Collected data entries
►
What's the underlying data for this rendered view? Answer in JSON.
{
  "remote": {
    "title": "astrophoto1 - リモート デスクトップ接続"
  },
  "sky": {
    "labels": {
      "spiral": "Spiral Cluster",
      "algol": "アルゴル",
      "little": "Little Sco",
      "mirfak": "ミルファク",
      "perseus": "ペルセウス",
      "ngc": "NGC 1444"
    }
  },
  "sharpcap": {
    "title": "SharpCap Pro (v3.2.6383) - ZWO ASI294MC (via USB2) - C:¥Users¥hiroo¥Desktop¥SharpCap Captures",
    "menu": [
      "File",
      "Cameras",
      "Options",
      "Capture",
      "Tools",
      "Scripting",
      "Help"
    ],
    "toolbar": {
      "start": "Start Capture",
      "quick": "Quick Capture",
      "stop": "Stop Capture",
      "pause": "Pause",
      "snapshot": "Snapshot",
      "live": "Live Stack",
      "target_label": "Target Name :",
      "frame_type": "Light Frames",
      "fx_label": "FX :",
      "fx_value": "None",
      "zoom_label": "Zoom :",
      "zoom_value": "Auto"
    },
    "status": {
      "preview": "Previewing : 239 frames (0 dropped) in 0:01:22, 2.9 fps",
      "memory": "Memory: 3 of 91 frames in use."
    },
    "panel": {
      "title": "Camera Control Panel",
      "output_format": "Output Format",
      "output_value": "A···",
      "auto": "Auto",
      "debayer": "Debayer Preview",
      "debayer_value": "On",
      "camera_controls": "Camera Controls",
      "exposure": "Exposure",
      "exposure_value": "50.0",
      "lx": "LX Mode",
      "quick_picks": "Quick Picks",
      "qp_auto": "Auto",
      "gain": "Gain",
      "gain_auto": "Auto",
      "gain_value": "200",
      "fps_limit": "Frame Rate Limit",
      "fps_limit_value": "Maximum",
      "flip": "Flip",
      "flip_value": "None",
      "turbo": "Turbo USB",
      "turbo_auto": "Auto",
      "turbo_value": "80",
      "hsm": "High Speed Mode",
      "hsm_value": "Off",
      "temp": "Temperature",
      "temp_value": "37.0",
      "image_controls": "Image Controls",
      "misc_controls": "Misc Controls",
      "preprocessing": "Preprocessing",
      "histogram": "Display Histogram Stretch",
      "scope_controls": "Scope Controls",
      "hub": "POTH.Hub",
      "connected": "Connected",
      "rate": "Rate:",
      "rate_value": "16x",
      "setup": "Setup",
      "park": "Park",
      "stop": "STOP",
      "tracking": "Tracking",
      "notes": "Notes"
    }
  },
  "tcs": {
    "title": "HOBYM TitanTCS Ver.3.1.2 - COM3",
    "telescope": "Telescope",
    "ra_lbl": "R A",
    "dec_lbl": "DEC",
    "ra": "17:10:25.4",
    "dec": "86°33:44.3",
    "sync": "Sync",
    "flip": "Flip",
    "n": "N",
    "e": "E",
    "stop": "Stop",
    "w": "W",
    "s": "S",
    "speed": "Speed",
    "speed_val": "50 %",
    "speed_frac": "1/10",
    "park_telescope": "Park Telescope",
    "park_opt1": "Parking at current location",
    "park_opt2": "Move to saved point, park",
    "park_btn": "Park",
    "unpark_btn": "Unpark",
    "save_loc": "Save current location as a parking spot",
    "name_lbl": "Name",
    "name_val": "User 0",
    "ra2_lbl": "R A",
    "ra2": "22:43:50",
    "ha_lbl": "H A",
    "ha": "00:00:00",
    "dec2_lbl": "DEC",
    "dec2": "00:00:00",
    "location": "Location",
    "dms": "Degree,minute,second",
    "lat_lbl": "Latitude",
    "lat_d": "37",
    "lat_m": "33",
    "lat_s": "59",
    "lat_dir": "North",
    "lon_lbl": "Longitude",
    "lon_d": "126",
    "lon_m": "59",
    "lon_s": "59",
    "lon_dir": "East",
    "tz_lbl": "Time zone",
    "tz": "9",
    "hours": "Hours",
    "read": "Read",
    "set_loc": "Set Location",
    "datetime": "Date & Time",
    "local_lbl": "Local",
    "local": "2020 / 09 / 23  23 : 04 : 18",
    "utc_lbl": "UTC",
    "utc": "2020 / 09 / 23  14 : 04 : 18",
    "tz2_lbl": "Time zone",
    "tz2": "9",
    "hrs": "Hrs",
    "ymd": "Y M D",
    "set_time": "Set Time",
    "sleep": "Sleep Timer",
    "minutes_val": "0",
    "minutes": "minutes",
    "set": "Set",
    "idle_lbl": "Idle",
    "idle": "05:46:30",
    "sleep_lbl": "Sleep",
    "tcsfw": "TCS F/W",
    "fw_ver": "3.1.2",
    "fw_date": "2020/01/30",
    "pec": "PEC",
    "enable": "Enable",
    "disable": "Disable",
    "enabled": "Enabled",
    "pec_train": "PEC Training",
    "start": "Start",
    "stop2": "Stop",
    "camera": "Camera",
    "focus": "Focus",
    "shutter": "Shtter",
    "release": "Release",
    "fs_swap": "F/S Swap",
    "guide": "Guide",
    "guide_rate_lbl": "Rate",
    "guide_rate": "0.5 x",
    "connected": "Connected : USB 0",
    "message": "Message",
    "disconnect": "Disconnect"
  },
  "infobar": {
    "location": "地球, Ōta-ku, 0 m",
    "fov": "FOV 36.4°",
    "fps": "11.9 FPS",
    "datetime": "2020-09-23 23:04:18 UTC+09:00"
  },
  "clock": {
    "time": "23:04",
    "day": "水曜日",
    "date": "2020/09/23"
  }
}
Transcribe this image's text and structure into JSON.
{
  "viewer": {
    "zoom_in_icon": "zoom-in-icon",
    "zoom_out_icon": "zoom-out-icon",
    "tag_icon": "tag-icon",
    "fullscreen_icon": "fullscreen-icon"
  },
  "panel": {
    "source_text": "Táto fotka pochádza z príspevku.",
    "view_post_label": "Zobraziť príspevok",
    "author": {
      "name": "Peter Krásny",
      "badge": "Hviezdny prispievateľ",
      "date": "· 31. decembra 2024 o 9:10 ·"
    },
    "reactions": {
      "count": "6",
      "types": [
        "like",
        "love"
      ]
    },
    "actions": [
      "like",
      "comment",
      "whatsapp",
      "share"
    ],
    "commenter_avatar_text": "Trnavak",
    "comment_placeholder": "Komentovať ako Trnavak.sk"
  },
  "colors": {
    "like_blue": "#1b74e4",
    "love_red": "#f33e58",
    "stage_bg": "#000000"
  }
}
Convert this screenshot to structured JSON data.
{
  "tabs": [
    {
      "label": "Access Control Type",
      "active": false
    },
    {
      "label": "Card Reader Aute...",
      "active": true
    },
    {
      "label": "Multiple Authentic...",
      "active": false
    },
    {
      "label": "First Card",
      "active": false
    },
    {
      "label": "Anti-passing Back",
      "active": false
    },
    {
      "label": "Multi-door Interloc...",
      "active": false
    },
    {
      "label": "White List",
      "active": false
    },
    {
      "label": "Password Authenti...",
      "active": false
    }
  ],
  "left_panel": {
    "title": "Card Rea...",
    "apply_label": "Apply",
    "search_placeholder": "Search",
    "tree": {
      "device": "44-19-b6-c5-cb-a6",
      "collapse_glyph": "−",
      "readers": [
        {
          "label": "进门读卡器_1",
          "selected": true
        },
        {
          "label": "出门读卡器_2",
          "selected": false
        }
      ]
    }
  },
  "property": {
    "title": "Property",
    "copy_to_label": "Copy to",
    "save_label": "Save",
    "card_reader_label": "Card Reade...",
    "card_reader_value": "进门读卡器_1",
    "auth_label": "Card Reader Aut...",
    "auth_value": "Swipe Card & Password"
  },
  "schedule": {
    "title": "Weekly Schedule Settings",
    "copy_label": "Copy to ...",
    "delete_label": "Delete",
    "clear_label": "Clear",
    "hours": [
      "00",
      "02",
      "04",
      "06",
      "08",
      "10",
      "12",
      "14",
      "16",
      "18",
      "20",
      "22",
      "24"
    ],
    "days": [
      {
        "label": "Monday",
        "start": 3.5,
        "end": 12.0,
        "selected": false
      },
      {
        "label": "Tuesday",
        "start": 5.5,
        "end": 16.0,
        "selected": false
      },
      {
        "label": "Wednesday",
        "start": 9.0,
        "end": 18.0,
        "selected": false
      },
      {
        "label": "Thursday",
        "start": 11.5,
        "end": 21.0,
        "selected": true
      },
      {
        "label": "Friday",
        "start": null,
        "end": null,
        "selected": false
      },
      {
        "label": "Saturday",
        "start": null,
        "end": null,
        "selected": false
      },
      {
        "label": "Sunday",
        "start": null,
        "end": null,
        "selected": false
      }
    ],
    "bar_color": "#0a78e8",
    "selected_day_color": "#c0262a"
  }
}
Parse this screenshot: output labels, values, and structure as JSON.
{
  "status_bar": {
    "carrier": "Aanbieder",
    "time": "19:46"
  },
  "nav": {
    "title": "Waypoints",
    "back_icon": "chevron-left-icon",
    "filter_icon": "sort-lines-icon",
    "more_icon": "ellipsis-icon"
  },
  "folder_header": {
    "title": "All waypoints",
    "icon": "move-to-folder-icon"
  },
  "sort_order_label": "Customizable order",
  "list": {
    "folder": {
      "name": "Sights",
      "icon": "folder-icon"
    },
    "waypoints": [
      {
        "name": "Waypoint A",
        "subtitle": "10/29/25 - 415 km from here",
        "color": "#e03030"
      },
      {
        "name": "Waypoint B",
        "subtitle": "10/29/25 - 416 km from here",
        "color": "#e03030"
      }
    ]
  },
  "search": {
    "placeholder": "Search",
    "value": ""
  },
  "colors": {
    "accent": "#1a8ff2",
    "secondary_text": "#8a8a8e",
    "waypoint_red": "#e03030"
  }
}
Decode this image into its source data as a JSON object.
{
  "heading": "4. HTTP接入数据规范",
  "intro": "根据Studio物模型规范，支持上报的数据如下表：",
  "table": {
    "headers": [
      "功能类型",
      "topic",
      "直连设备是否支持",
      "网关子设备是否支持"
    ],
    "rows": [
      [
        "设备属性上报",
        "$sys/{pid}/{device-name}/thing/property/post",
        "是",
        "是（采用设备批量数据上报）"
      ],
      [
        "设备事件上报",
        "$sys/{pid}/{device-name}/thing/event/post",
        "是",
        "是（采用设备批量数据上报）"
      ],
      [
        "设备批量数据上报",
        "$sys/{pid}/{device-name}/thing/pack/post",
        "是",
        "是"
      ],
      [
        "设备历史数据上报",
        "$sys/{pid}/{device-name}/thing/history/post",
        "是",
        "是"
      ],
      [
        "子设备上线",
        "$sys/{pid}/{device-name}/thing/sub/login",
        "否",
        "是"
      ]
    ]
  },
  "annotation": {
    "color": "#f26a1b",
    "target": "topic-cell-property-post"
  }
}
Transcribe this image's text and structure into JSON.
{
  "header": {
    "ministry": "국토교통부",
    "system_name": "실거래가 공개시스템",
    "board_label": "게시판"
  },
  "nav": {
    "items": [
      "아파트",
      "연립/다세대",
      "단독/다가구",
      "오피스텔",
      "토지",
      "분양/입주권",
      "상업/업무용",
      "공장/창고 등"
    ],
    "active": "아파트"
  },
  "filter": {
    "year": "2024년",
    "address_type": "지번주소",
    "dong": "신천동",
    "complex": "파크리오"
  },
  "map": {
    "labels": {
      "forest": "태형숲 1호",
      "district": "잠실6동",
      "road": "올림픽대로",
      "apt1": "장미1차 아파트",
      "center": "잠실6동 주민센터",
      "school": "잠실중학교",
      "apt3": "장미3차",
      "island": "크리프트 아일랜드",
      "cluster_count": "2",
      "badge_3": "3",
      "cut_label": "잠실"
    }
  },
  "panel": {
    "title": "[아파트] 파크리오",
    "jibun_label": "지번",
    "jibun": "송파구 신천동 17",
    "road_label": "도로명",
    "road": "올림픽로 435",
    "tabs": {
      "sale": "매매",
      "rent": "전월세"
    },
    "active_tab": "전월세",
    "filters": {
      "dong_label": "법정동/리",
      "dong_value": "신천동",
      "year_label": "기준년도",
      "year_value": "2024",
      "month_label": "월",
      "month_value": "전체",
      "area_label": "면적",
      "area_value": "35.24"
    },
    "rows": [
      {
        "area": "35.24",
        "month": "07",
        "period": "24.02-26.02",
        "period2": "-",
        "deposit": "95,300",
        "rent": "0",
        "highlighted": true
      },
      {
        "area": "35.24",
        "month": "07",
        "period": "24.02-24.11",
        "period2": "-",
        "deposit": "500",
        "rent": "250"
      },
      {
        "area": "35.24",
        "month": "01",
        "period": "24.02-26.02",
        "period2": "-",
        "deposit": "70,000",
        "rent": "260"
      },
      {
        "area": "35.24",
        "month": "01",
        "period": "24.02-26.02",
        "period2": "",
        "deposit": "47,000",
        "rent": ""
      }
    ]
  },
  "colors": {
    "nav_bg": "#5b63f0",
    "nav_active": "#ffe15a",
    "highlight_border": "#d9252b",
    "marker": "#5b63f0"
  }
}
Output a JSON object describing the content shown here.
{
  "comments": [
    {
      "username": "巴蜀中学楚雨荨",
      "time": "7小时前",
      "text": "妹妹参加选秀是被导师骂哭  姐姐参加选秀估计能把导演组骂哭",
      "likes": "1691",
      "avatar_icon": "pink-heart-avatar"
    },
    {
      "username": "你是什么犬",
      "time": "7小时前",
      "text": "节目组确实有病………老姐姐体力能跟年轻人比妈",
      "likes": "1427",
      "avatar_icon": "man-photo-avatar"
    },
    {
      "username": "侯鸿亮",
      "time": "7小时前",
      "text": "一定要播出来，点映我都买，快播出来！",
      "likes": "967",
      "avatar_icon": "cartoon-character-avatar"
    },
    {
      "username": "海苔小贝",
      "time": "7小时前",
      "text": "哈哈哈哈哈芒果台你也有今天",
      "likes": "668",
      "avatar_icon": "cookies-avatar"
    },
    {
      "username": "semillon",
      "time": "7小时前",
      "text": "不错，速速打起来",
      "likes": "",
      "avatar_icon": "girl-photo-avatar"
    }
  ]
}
◄
Given request
Determine how many lines in the listing above hold the word "username", answering with the number only.

Answer
5